### Exercise objective
Copy every line that contains the string "title" from the entries below.

[BEGIN]

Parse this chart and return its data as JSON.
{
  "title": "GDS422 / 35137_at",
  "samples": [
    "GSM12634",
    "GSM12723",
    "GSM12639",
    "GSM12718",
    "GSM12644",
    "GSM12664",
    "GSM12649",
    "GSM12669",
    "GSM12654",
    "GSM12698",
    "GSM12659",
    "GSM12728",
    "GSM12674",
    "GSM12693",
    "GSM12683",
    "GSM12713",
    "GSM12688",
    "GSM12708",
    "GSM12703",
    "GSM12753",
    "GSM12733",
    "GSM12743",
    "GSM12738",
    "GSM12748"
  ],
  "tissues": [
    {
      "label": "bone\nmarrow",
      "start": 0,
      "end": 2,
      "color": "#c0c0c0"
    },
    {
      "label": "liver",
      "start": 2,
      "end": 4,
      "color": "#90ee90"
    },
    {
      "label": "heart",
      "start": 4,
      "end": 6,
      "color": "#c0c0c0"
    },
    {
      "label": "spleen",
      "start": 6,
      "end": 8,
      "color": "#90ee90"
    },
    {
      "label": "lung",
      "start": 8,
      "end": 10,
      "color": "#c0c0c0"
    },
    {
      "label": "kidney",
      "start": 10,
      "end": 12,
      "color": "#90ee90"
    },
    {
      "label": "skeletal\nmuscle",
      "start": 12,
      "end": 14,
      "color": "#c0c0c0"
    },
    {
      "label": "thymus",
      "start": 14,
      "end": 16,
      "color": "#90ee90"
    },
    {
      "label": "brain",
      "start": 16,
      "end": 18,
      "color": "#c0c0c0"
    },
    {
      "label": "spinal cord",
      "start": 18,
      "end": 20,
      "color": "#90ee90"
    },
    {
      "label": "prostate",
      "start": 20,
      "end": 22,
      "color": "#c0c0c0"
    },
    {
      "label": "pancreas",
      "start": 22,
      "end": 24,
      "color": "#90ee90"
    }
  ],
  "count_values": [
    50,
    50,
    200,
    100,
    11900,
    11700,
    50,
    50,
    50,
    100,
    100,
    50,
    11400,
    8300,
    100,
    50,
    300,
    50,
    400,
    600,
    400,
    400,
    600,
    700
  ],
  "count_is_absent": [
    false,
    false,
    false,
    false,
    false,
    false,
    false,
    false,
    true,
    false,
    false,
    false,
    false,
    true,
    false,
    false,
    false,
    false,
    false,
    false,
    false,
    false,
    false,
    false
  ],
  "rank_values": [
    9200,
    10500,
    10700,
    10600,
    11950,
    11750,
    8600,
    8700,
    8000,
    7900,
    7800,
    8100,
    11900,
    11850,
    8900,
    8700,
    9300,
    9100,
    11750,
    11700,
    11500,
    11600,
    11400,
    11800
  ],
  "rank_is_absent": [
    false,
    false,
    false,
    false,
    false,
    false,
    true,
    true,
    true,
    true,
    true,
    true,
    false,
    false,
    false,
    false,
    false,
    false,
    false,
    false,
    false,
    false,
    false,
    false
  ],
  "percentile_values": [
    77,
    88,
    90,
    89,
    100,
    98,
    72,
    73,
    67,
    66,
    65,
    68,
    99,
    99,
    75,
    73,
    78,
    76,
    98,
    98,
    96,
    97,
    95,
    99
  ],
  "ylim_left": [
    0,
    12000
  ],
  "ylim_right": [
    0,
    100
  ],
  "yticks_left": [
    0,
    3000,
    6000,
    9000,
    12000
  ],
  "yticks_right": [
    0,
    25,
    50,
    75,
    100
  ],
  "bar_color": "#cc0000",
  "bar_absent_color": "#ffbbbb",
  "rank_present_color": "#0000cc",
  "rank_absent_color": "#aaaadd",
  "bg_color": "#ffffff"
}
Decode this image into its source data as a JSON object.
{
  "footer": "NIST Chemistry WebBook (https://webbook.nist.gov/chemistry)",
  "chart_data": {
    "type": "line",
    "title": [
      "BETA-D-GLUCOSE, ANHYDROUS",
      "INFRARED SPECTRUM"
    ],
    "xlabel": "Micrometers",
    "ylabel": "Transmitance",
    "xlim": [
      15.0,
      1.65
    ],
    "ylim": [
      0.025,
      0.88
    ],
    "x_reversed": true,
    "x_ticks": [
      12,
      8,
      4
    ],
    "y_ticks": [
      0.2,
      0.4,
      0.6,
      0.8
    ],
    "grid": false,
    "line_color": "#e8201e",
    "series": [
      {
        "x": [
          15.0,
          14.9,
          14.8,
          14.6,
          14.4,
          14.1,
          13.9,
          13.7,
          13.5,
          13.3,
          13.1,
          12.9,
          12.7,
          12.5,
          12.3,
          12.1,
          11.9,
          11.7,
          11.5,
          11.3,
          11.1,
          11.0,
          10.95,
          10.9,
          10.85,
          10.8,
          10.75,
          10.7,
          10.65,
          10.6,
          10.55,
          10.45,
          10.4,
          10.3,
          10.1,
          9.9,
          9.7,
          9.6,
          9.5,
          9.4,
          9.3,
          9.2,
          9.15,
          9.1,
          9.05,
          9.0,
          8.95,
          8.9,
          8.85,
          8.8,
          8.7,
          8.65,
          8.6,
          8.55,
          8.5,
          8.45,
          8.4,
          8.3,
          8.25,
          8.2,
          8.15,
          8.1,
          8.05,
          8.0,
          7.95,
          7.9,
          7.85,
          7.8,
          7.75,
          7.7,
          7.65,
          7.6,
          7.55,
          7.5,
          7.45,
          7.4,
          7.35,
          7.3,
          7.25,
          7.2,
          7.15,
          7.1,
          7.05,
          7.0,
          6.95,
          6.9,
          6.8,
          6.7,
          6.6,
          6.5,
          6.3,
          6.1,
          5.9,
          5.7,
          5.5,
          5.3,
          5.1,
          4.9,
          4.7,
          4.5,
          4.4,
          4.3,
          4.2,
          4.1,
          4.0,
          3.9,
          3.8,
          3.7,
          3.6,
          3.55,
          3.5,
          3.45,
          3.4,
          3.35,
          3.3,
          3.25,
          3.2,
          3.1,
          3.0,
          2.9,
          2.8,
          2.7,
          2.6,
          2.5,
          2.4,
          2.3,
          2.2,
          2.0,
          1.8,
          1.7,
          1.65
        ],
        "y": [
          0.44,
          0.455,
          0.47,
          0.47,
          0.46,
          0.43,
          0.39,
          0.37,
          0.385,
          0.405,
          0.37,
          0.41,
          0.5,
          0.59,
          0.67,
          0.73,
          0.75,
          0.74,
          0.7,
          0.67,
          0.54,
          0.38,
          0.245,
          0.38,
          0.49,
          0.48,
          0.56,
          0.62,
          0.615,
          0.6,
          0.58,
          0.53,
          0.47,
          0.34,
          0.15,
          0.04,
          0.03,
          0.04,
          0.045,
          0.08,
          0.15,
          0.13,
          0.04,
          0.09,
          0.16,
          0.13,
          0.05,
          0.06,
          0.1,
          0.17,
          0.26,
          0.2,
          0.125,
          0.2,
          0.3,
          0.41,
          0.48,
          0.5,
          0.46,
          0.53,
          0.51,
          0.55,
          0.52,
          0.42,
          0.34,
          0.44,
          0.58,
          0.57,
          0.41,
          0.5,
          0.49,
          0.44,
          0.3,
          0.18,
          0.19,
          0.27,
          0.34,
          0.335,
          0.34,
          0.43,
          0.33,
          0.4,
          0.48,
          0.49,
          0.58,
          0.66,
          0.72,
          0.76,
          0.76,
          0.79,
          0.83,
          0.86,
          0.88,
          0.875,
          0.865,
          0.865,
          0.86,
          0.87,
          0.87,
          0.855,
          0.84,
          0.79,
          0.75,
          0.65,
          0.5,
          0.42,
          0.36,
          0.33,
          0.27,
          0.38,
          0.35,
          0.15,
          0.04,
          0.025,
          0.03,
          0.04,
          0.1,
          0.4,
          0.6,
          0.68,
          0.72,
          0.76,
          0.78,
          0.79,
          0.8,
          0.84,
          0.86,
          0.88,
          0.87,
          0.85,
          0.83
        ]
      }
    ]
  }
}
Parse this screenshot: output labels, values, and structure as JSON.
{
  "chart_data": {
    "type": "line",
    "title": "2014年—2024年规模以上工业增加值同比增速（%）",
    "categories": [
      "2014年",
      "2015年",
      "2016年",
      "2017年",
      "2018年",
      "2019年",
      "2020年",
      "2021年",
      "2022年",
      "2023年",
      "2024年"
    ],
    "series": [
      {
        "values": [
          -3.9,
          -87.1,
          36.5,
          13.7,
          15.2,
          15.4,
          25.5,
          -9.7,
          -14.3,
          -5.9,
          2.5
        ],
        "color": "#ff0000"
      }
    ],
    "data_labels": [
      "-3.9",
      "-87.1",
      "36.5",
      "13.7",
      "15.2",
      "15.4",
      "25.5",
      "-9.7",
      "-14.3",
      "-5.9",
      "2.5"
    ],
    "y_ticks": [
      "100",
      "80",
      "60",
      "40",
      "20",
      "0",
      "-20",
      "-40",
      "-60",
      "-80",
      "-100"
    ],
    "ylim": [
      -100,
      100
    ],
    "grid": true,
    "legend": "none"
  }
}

[END]

### Solution for this problem
  "title": "GDS422 / 35137_at",
    "title": [
    "title": "2014年—2024年规模以上工业增加值同比增速（%）",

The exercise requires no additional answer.